| Saved data entries |
>> start
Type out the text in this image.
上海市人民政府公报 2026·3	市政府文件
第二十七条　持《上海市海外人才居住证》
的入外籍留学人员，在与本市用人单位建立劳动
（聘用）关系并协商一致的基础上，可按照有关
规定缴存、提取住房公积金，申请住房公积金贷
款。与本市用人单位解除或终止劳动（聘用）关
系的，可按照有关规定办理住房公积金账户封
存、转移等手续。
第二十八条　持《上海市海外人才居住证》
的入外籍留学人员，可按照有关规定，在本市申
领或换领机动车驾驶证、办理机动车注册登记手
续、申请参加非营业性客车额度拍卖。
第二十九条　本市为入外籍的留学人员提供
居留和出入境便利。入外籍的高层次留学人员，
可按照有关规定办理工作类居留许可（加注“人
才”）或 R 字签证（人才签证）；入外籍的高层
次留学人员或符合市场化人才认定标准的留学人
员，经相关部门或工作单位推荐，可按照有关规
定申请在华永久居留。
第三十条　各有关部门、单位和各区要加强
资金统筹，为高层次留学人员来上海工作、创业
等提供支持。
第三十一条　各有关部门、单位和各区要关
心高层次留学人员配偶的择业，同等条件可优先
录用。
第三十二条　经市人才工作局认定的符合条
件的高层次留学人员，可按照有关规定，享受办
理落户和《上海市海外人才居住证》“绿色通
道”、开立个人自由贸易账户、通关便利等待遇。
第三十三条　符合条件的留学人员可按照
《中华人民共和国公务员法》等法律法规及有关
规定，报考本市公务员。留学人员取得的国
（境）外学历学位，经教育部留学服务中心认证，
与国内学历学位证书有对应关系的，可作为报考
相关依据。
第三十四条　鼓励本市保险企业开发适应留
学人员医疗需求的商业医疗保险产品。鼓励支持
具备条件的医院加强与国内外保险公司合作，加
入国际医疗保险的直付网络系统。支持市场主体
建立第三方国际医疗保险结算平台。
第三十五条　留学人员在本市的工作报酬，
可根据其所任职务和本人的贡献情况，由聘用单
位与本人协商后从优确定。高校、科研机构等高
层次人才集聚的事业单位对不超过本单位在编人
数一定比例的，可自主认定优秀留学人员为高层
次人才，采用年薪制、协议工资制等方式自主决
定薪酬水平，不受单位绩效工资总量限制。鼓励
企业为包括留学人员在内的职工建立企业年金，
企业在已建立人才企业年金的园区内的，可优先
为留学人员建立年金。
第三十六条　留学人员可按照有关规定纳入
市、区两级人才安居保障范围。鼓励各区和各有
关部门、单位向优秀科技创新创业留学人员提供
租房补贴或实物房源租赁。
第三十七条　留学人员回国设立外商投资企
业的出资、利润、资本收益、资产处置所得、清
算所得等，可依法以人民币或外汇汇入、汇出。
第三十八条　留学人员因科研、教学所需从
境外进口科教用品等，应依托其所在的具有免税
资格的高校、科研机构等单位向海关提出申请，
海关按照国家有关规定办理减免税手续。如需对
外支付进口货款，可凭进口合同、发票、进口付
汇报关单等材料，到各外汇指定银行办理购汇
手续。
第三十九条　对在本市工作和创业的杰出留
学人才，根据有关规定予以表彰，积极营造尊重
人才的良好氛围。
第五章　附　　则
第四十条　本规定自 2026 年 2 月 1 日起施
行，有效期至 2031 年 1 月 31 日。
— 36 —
>> end
| Problem description |
Transcribe every entry word for word.

| The solution |
Type out the text in this image.
上海市人民政府公报 2026·3	市政府文件
第二十七条　持《上海市海外人才居住证》
的入外籍留学人员，在与本市用人单位建立劳动
（聘用）关系并协商一致的基础上，可按照有关
规定缴存、提取住房公积金，申请住房公积金贷
款。与本市用人单位解除或终止劳动（聘用）关
系的，可按照有关规定办理住房公积金账户封
存、转移等手续。
第二十八条　持《上海市海外人才居住证》
的入外籍留学人员，可按照有关规定，在本市申
领或换领机动车驾驶证、办理机动车注册登记手
续、申请参加非营业性客车额度拍卖。
第二十九条　本市为入外籍的留学人员提供
居留和出入境便利。入外籍的高层次留学人员，
可按照有关规定办理工作类居留许可（加注“人
才”）或 R 字签证（人才签证）；入外籍的高层
次留学人员或符合市场化人才认定标准的留学人
员，经相关部门或工作单位推荐，可按照有关规
定申请在华永久居留。
第三十条　各有关部门、单位和各区要加强
资金统筹，为高层次留学人员来上海工作、创业
等提供支持。
第三十一条　各有关部门、单位和各区要关
心高层次留学人员配偶的择业，同等条件可优先
录用。
第三十二条　经市人才工作局认定的符合条
件的高层次留学人员，可按照有关规定，享受办
理落户和《上海市海外人才居住证》“绿色通
道”、开立个人自由贸易账户、通关便利等待遇。
第三十三条　符合条件的留学人员可按照
《中华人民共和国公务员法》等法律法规及有关
规定，报考本市公务员。留学人员取得的国
（境）外学历学位，经教育部留学服务中心认证，
与国内学历学位证书有对应关系的，可作为报考
相关依据。
第三十四条　鼓励本市保险企业开发适应留
学人员医疗需求的商业医疗保险产品。鼓励支持
具备条件的医院加强与国内外保险公司合作，加
入国际医疗保险的直付网络系统。支持市场主体
建立第三方国际医疗保险结算平台。
第三十五条　留学人员在本市的工作报酬，
可根据其所任职务和本人的贡献情况，由聘用单
位与本人协商后从优确定。高校、科研机构等高
层次人才集聚的事业单位对不超过本单位在编人
数一定比例的，可自主认定优秀留学人员为高层
次人才，采用年薪制、协议工资制等方式自主决
定薪酬水平，不受单位绩效工资总量限制。鼓励
企业为包括留学人员在内的职工建立企业年金，
企业在已建立人才企业年金的园区内的，可优先
为留学人员建立年金。
第三十六条　留学人员可按照有关规定纳入
市、区两级人才安居保障范围。鼓励各区和各有
关部门、单位向优秀科技创新创业留学人员提供
租房补贴或实物房源租赁。
第三十七条　留学人员回国设立外商投资企
业的出资、利润、资本收益、资产处置所得、清
算所得等，可依法以人民币或外汇汇入、汇出。
第三十八条　留学人员因科研、教学所需从
境外进口科教用品等，应依托其所在的具有免税
资格的高校、科研机构等单位向海关提出申请，
海关按照国家有关规定办理减免税手续。如需对
外支付进口货款，可凭进口合同、发票、进口付
汇报关单等材料，到各外汇指定银行办理购汇
手续。
第三十九条　对在本市工作和创业的杰出留
学人才，根据有关规定予以表彰，积极营造尊重
人才的良好氛围。
第五章　附　　则
第四十条　本规定自 2026 年 2 月 1 日起施
行，有效期至 2031 年 1 月 31 日。
— 36 —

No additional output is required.